======== ENTRIES SHOWN

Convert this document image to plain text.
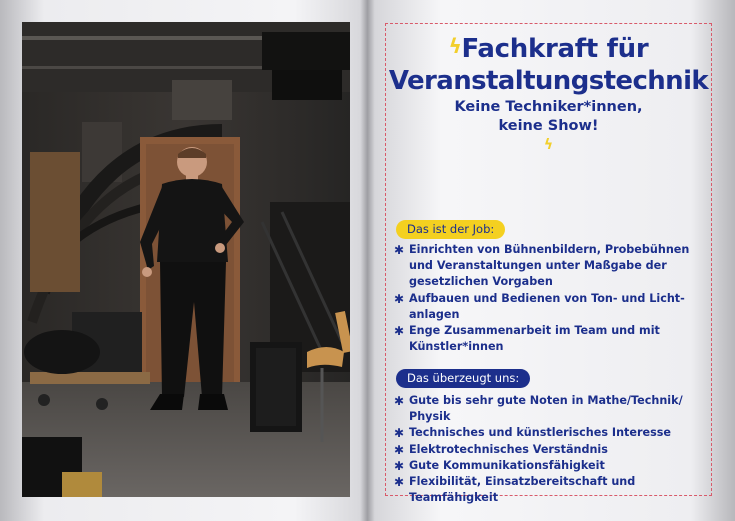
ϟFachkraft für
Veranstaltungstechnik
Keine Techniker*innen,
keine Show!
ϟ
Das ist der Job:
✱ Einrichten von Bühnenbildern, Probebühnen und Veranstaltungen unter Maßgabe der gesetzlichen Vorgaben
✱ Aufbauen und Bedienen von Ton- und Licht-anlagen
✱ Enge Zusammenarbeit im Team und mit Künstler*innen
Das überzeugt uns:
✱ Gute bis sehr gute Noten in Mathe/Technik/ Physik
✱ Technisches und künstlerisches Interesse
✱ Elektrotechnisches Verständnis
✱ Gute Kommunikationsfähigkeit
✱ Flexibilität, Einsatzbereitschaft und Teamfähigkeit
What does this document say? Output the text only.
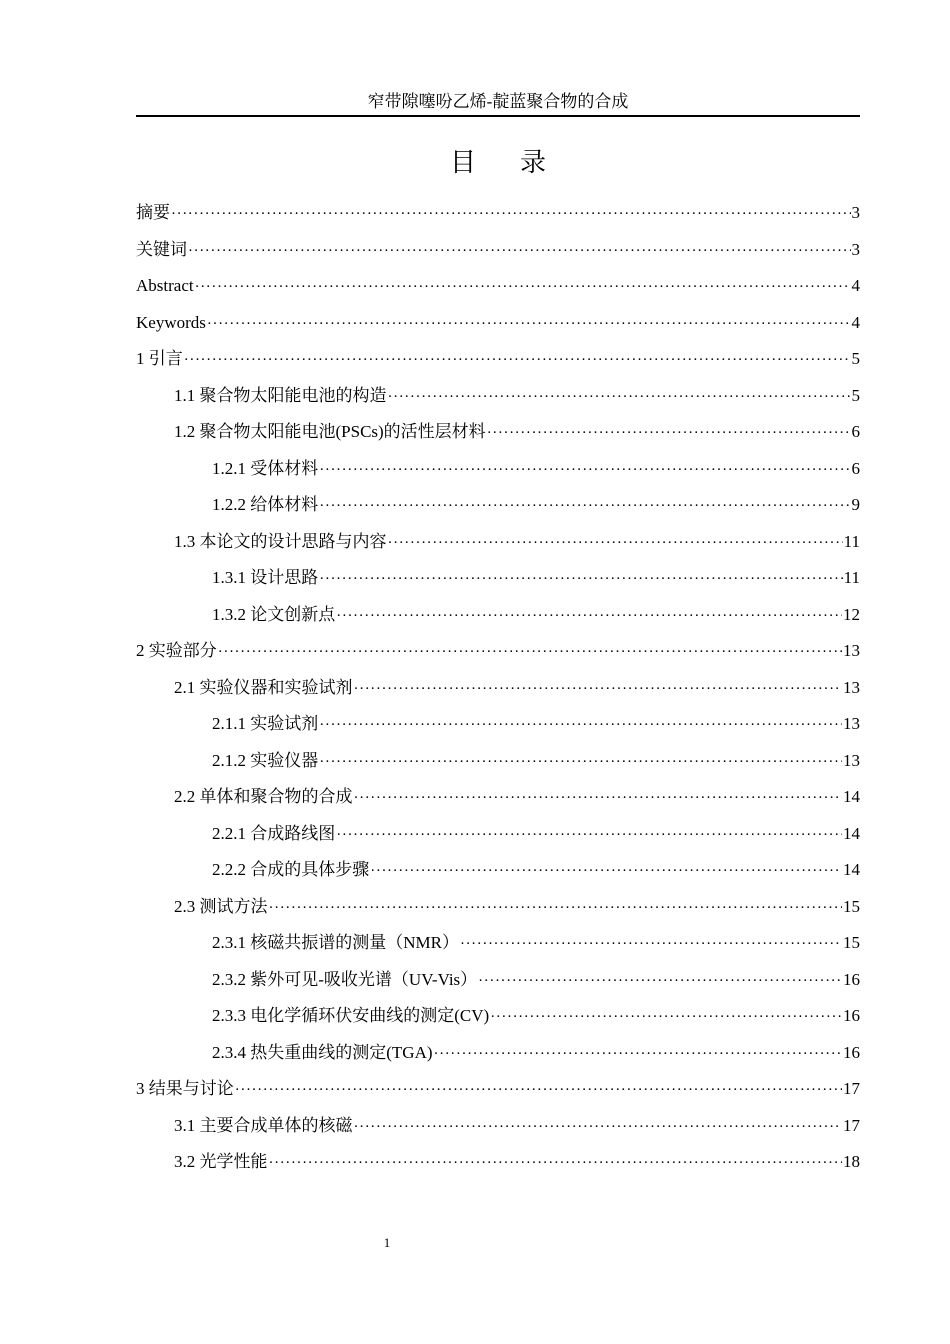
窄带隙噻吩乙烯-靛蓝聚合物的合成
目 录
摘要 ·····	3
关键词 ·····	3
Abstract ·····	4
Keywords ·····	4
1 引言 ·····	5
1.1 聚合物太阳能电池的构造 ·····	5
1.2 聚合物太阳能电池(PSCs)的活性层材料 ·····	6
1.2.1 受体材料 ·····	6
1.2.2 给体材料 ·····	9
1.3 本论文的设计思路与内容 ·····	11
1.3.1 设计思路 ·····	11
1.3.2 论文创新点 ·····	12
2 实验部分 ·····	13
2.1 实验仪器和实验试剂 ·····	13
2.1.1 实验试剂 ·····	13
2.1.2 实验仪器 ·····	13
2.2 单体和聚合物的合成 ·····	14
2.2.1 合成路线图 ·····	14
2.2.2 合成的具体步骤 ·····	14
2.3 测试方法 ·····	15
2.3.1 核磁共振谱的测量（NMR） ·····	15
2.3.2 紫外可见-吸收光谱（UV-Vis） ·····	16
2.3.3 电化学循环伏安曲线的测定(CV) ·····	16
2.3.4 热失重曲线的测定(TGA) ·····	16
3 结果与讨论 ·····	17
3.1 主要合成单体的核磁 ·····	17
3.2 光学性能 ·····	18
1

================

= EXERCISE =
Check each line of the data above for the word "document" and say how many lines have it. Give the number alone.

= FINAL RESULT =
2